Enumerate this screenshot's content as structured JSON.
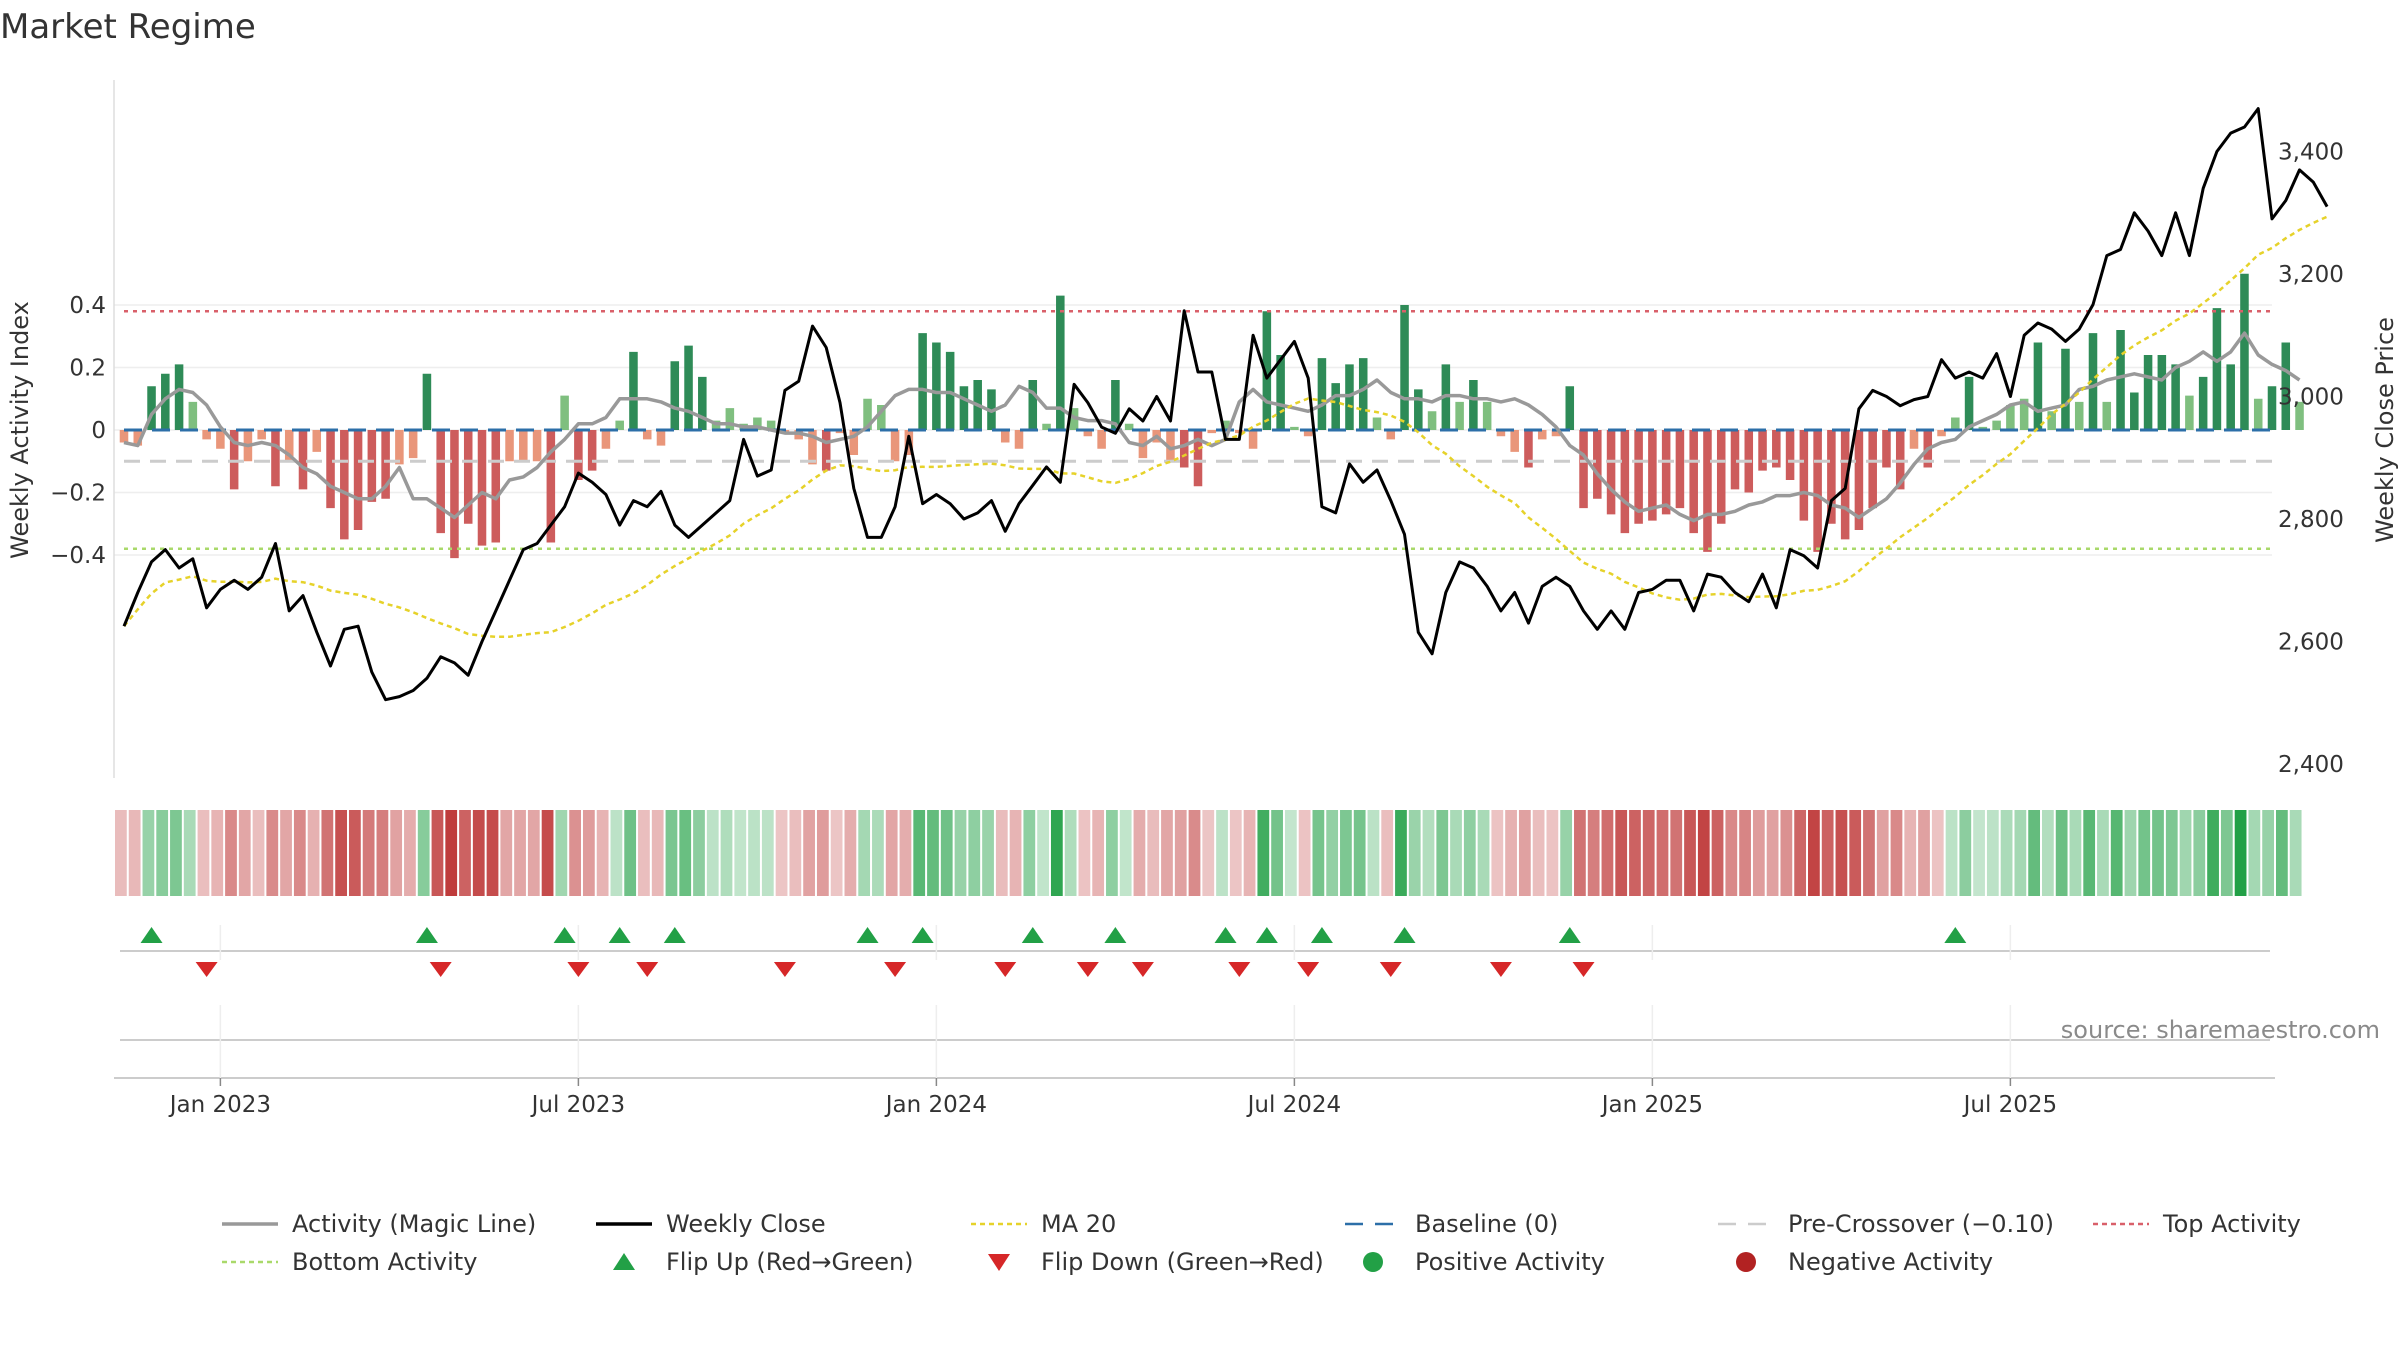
{
  "chart_data": {
    "type": "bar",
    "title": "Market Regime",
    "y_left_label": "Weekly Activity Index",
    "y_right_label": "Weekly Close Price",
    "y_left_ticks": [
      "0.4",
      "0.2",
      "0",
      "−0.2",
      "−0.4"
    ],
    "y_left_tick_values": [
      0.4,
      0.2,
      0,
      -0.2,
      -0.4
    ],
    "y_right_ticks": [
      "3,400",
      "3,200",
      "3,000",
      "2,800",
      "2,600",
      "2,400"
    ],
    "y_right_tick_values": [
      3400,
      3200,
      3000,
      2800,
      2600,
      2400
    ],
    "y_left_range": [
      -0.56,
      0.56
    ],
    "y_right_range": [
      2400,
      3520
    ],
    "x_tick_labels": [
      "Jan 2023",
      "Jul 2023",
      "Jan 2024",
      "Jul 2024",
      "Jan 2025",
      "Jul 2025"
    ],
    "x_tick_weeks": [
      7,
      33,
      59,
      85,
      111,
      137
    ],
    "weeks": 157,
    "top_activity": 0.38,
    "bottom_activity": -0.38,
    "pre_crossover": -0.1,
    "baseline": 0,
    "activity": [
      -0.04,
      -0.05,
      0.14,
      0.18,
      0.21,
      0.09,
      -0.03,
      -0.06,
      -0.19,
      -0.1,
      -0.03,
      -0.18,
      -0.1,
      -0.19,
      -0.07,
      -0.25,
      -0.35,
      -0.32,
      -0.23,
      -0.22,
      -0.11,
      -0.09,
      0.18,
      -0.33,
      -0.41,
      -0.3,
      -0.37,
      -0.36,
      -0.1,
      -0.1,
      -0.1,
      -0.36,
      0.11,
      -0.16,
      -0.13,
      -0.06,
      0.03,
      0.25,
      -0.03,
      -0.05,
      0.22,
      0.27,
      0.17,
      0.03,
      0.07,
      0.02,
      0.04,
      0.03,
      -0.01,
      -0.03,
      -0.11,
      -0.13,
      -0.01,
      -0.08,
      0.1,
      0.08,
      -0.1,
      -0.08,
      0.31,
      0.28,
      0.25,
      0.14,
      0.16,
      0.13,
      -0.04,
      -0.06,
      0.16,
      0.02,
      0.43,
      0.07,
      -0.02,
      -0.06,
      0.16,
      0.02,
      -0.09,
      -0.04,
      -0.1,
      -0.12,
      -0.18,
      -0.01,
      0.03,
      -0.01,
      -0.06,
      0.38,
      0.24,
      0.01,
      -0.02,
      0.23,
      0.15,
      0.21,
      0.23,
      0.04,
      -0.03,
      0.4,
      0.13,
      0.06,
      0.21,
      0.09,
      0.16,
      0.09,
      -0.02,
      -0.07,
      -0.12,
      -0.03,
      -0.02,
      0.14,
      -0.25,
      -0.22,
      -0.27,
      -0.33,
      -0.3,
      -0.29,
      -0.27,
      -0.25,
      -0.33,
      -0.39,
      -0.3,
      -0.19,
      -0.2,
      -0.13,
      -0.12,
      -0.16,
      -0.29,
      -0.39,
      -0.3,
      -0.35,
      -0.32,
      -0.25,
      -0.12,
      -0.19,
      -0.06,
      -0.12,
      -0.02,
      0.04,
      0.17,
      0.01,
      0.03,
      0.08,
      0.1,
      0.28,
      0.06,
      0.26,
      0.09,
      0.31,
      0.09,
      0.32,
      0.12,
      0.24,
      0.24,
      0.21,
      0.11,
      0.17,
      0.39,
      0.21,
      0.5,
      0.1,
      0.14,
      0.28,
      0.09
    ],
    "magic_line": [
      -0.04,
      -0.05,
      0.05,
      0.1,
      0.13,
      0.12,
      0.08,
      0.01,
      -0.04,
      -0.05,
      -0.04,
      -0.05,
      -0.08,
      -0.12,
      -0.14,
      -0.18,
      -0.2,
      -0.22,
      -0.22,
      -0.18,
      -0.12,
      -0.22,
      -0.22,
      -0.25,
      -0.28,
      -0.24,
      -0.2,
      -0.22,
      -0.16,
      -0.15,
      -0.12,
      -0.07,
      -0.03,
      0.02,
      0.02,
      0.04,
      0.1,
      0.1,
      0.1,
      0.09,
      0.07,
      0.06,
      0.04,
      0.02,
      0.02,
      0.01,
      0.01,
      0.0,
      -0.01,
      -0.01,
      -0.02,
      -0.04,
      -0.03,
      -0.02,
      0.01,
      0.06,
      0.11,
      0.13,
      0.13,
      0.12,
      0.12,
      0.1,
      0.08,
      0.06,
      0.08,
      0.14,
      0.12,
      0.07,
      0.07,
      0.04,
      0.03,
      0.03,
      0.02,
      -0.04,
      -0.05,
      -0.02,
      -0.06,
      -0.05,
      -0.03,
      -0.05,
      -0.03,
      0.09,
      0.13,
      0.09,
      0.08,
      0.07,
      0.06,
      0.08,
      0.11,
      0.11,
      0.13,
      0.16,
      0.12,
      0.1,
      0.1,
      0.09,
      0.11,
      0.11,
      0.1,
      0.1,
      0.09,
      0.1,
      0.08,
      0.05,
      0.01,
      -0.05,
      -0.08,
      -0.14,
      -0.19,
      -0.23,
      -0.26,
      -0.25,
      -0.24,
      -0.27,
      -0.29,
      -0.27,
      -0.27,
      -0.26,
      -0.24,
      -0.23,
      -0.21,
      -0.21,
      -0.2,
      -0.21,
      -0.24,
      -0.25,
      -0.28,
      -0.25,
      -0.22,
      -0.17,
      -0.11,
      -0.06,
      -0.04,
      -0.03,
      0.01,
      0.03,
      0.05,
      0.08,
      0.09,
      0.06,
      0.07,
      0.08,
      0.13,
      0.14,
      0.16,
      0.17,
      0.18,
      0.17,
      0.16,
      0.2,
      0.22,
      0.25,
      0.22,
      0.25,
      0.31,
      0.24,
      0.21,
      0.19,
      0.16
    ],
    "close": [
      2625,
      2680,
      2730,
      2750,
      2720,
      2735,
      2655,
      2685,
      2700,
      2685,
      2705,
      2760,
      2650,
      2675,
      2615,
      2560,
      2620,
      2625,
      2550,
      2505,
      2510,
      2520,
      2540,
      2575,
      2565,
      2545,
      2600,
      2650,
      2700,
      2750,
      2760,
      2790,
      2820,
      2875,
      2860,
      2840,
      2790,
      2830,
      2820,
      2845,
      2790,
      2770,
      2790,
      2810,
      2830,
      2930,
      2870,
      2880,
      3010,
      3025,
      3115,
      3080,
      2990,
      2850,
      2770,
      2770,
      2820,
      2935,
      2825,
      2840,
      2825,
      2800,
      2810,
      2830,
      2780,
      2825,
      2855,
      2885,
      2860,
      3020,
      2990,
      2950,
      2940,
      2980,
      2960,
      3000,
      2960,
      3140,
      3040,
      3040,
      2930,
      2930,
      3100,
      3030,
      3060,
      3090,
      3030,
      2820,
      2810,
      2890,
      2860,
      2880,
      2830,
      2775,
      2615,
      2580,
      2680,
      2730,
      2720,
      2690,
      2650,
      2680,
      2630,
      2690,
      2705,
      2690,
      2650,
      2620,
      2650,
      2620,
      2680,
      2685,
      2700,
      2700,
      2650,
      2710,
      2705,
      2680,
      2665,
      2710,
      2655,
      2750,
      2740,
      2720,
      2830,
      2850,
      2980,
      3010,
      3000,
      2985,
      2995,
      3000,
      3060,
      3030,
      3040,
      3030,
      3070,
      3000,
      3100,
      3120,
      3110,
      3090,
      3110,
      3150,
      3230,
      3240,
      3300,
      3270,
      3230,
      3300,
      3230,
      3340,
      3400,
      3430,
      3440,
      3470,
      3290,
      3320,
      3370,
      3350,
      3310
    ]
  },
  "legend": [
    {
      "label": "Activity (Magic Line)",
      "kind": "line",
      "color": "#999999"
    },
    {
      "label": "Weekly Close",
      "kind": "line",
      "color": "#000000"
    },
    {
      "label": "MA 20",
      "kind": "dotted",
      "color": "#e6d22a"
    },
    {
      "label": "Baseline (0)",
      "kind": "dashed",
      "color": "#2c6fa8"
    },
    {
      "label": "Pre-Crossover (−0.10)",
      "kind": "dashed",
      "color": "#cccccc"
    },
    {
      "label": "Top Activity",
      "kind": "dotted",
      "color": "#d9606a"
    },
    {
      "label": "Bottom Activity",
      "kind": "dotted",
      "color": "#a9d96a"
    },
    {
      "label": "Flip Up (Red→Green)",
      "kind": "tri-up",
      "color": "#22a046"
    },
    {
      "label": "Flip Down (Green→Red)",
      "kind": "tri-down",
      "color": "#d62728"
    },
    {
      "label": "Positive Activity",
      "kind": "dot",
      "color": "#22a046"
    },
    {
      "label": "Negative Activity",
      "kind": "dot",
      "color": "#b22222"
    }
  ],
  "source": "source: sharemaestro.com",
  "colors": {
    "pos_strong": "#2e8b57",
    "pos_light": "#7fbf7f",
    "neg_strong": "#cd5c5c",
    "neg_light": "#e9967a",
    "close": "#000000",
    "magic": "#999999",
    "ma": "#e6d22a",
    "top": "#d9606a",
    "bottom": "#a9d96a",
    "baseline": "#2c6fa8",
    "pre": "#cccccc"
  }
}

****************************************

Pick out lines containing the word "Green", each one as written.

### WRITTEN RESPONSE
      "label": "Flip Up (Red→Green)",
      "label": "Flip Down (Green→Red)",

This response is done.